TASK REQUIREMENTS: Wherever a line in the data below holds "понесенных", copy that line.

PROVIDED RECORDS:
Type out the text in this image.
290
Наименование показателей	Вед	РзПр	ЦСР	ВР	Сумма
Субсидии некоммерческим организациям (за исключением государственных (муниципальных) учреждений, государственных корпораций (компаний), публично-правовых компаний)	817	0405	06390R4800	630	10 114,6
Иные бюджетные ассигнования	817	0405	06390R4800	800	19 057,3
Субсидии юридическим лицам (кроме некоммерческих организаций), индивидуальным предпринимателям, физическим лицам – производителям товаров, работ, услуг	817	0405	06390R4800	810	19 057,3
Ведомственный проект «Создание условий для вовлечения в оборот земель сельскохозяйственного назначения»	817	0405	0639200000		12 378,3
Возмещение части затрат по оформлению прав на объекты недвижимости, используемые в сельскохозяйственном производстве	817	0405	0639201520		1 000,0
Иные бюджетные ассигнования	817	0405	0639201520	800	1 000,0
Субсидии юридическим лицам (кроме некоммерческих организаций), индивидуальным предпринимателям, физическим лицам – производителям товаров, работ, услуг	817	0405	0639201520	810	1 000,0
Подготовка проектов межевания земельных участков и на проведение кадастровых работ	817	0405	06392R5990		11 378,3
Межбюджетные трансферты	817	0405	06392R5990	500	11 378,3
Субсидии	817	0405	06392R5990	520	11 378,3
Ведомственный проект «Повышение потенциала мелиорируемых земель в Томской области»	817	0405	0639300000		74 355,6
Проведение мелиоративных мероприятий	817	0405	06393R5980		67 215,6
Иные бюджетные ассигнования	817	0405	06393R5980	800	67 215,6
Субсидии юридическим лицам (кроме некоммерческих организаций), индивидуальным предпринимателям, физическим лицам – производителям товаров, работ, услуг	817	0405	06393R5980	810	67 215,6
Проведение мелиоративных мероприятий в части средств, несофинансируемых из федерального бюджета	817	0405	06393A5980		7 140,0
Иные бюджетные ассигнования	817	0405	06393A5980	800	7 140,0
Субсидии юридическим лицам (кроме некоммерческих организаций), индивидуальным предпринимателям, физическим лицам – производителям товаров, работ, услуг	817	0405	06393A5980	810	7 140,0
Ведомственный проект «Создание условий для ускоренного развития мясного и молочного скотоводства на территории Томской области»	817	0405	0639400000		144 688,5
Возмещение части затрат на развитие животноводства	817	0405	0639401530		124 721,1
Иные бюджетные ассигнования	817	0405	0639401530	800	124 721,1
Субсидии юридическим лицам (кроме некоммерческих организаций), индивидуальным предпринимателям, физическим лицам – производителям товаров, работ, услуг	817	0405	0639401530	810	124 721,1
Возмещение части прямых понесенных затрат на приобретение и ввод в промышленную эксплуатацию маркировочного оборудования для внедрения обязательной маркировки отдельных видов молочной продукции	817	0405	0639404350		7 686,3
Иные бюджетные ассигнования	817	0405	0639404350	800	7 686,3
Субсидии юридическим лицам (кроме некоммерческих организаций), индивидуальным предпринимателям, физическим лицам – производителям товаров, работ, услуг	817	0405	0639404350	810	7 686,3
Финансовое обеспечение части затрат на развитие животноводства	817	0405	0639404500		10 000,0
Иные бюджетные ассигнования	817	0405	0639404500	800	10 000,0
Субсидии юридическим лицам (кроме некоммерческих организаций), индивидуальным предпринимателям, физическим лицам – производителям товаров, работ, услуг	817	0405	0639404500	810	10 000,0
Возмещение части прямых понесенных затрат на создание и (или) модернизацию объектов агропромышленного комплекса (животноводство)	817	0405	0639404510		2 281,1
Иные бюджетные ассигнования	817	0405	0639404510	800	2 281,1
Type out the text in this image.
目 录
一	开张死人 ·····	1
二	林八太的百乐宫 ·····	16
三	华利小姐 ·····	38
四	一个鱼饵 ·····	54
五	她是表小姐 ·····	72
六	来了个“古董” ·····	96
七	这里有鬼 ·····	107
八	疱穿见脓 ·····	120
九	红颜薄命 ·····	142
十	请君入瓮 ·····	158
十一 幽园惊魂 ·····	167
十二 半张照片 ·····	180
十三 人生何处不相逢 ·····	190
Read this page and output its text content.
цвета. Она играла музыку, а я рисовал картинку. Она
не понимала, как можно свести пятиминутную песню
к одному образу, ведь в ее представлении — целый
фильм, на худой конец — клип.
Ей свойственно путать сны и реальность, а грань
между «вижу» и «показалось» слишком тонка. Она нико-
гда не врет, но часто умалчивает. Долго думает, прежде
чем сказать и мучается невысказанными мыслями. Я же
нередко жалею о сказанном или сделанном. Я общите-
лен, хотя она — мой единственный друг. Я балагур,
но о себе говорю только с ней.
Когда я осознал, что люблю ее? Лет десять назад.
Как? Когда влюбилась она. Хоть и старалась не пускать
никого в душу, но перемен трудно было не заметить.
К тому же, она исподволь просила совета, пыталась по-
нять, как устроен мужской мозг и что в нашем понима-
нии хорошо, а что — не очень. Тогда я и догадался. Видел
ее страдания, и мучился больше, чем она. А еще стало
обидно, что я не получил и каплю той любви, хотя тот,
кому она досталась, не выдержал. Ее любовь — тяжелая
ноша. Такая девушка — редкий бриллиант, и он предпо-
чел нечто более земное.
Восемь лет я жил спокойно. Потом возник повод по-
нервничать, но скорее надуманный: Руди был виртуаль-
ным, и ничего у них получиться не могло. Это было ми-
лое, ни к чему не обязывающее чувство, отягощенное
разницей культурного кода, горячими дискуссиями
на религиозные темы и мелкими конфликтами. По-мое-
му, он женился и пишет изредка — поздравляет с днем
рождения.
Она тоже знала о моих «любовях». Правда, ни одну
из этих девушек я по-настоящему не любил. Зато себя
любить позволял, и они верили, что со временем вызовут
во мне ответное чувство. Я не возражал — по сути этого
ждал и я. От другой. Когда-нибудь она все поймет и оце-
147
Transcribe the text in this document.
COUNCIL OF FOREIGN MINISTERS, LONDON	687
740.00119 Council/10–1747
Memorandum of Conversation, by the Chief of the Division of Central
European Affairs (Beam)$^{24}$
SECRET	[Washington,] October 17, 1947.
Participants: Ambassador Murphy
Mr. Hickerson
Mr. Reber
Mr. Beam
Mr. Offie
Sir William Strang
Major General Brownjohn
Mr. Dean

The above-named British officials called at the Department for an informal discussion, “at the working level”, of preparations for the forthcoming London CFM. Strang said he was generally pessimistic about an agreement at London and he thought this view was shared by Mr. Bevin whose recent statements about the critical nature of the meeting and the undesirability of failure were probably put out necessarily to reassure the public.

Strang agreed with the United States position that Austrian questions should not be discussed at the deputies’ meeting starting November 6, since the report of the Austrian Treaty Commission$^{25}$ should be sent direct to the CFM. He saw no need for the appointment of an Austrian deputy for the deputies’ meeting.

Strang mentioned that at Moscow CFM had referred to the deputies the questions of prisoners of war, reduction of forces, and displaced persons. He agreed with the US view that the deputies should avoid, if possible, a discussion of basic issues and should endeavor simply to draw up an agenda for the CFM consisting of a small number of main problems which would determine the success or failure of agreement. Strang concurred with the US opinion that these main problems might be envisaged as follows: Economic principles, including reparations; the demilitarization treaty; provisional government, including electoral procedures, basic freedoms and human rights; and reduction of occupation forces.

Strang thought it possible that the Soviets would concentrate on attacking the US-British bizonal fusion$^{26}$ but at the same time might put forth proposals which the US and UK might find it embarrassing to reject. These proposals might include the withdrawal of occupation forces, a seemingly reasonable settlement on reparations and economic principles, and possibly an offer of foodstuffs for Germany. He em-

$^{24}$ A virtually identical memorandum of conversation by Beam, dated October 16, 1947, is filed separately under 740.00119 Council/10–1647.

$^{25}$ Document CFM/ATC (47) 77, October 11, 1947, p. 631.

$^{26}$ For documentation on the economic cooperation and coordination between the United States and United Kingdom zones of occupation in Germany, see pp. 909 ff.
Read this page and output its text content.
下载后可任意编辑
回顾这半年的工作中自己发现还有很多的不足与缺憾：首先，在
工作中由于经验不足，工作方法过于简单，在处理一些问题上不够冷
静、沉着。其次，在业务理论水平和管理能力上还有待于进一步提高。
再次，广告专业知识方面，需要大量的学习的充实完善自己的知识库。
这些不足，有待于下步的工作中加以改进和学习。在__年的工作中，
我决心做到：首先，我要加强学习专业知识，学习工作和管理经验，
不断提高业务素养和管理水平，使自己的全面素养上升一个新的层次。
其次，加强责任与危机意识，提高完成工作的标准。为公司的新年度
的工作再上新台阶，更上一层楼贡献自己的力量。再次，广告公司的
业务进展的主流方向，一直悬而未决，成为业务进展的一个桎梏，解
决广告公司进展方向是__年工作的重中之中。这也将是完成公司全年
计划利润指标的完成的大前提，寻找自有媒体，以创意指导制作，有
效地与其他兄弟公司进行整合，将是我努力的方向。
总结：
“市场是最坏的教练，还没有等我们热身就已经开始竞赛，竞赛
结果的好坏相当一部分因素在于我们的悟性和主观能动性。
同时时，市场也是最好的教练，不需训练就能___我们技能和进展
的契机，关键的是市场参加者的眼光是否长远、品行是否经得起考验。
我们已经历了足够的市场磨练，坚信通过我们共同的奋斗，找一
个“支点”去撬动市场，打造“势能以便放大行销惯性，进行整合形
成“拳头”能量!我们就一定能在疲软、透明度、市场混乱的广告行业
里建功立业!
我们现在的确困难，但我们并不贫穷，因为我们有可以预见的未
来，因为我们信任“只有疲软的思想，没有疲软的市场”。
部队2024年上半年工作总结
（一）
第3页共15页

COMPLETE ANSWER:
Возмещение части прямых понесенных затрат на приобретение и ввод в промышленную эксплуатацию маркировочного оборудования для внедрения обязательной маркировки отдельных видов молочной продукции	817	0405	0639404350		7 686,3
Возмещение части прямых понесенных затрат на создание и (или) модернизацию объектов агропромышленного комплекса (животноводство)	817	0405	0639404510		2 281,1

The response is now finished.